▶ _WRITTEN TASK_
Go through the records and copy each line where the word "aquariums" occurs.

▶ _EXTRACTED ENTRIES_
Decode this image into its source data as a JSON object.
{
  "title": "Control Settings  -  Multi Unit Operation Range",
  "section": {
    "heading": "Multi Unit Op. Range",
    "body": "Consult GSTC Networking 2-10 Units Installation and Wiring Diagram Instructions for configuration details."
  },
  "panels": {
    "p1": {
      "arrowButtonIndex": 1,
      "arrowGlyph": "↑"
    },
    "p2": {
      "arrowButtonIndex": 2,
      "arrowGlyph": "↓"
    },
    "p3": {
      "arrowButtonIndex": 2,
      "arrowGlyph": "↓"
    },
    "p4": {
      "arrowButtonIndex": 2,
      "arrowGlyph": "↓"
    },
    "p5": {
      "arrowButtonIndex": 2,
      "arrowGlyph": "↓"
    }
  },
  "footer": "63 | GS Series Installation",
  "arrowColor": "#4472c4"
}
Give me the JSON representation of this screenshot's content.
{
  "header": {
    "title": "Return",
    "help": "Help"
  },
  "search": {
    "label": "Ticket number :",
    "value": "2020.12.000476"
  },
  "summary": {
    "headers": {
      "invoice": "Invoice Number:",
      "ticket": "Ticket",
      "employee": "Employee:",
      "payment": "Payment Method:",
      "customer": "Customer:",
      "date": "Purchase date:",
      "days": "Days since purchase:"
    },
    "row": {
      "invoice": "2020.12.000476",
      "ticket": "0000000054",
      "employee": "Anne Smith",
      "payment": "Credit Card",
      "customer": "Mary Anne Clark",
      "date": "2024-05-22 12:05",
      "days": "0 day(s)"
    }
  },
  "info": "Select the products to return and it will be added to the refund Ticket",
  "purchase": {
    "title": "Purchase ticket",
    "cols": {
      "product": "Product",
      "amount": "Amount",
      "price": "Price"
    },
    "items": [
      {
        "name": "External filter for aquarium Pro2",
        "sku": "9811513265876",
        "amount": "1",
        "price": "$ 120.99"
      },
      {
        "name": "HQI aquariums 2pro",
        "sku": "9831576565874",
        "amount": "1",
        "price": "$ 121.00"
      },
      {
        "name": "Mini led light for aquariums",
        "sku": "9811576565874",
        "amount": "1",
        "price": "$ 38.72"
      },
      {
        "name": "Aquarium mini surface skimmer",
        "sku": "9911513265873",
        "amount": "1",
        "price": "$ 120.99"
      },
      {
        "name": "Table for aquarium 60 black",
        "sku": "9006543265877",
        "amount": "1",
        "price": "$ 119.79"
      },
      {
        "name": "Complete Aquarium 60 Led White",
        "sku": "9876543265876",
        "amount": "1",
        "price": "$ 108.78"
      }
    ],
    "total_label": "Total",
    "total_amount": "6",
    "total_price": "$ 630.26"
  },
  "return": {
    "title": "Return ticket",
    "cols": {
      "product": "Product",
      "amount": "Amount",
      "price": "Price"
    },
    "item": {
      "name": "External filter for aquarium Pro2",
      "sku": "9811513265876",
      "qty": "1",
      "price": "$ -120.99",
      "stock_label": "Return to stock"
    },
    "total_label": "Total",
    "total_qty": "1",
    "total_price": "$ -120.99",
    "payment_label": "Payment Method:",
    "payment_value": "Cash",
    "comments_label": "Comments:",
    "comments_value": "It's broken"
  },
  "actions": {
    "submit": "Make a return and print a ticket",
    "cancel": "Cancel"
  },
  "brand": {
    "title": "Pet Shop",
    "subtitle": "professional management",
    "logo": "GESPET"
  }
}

▶ _CORRECT RESPONSE_
        "name": "HQI aquariums 2pro",
        "name": "Mini led light for aquariums",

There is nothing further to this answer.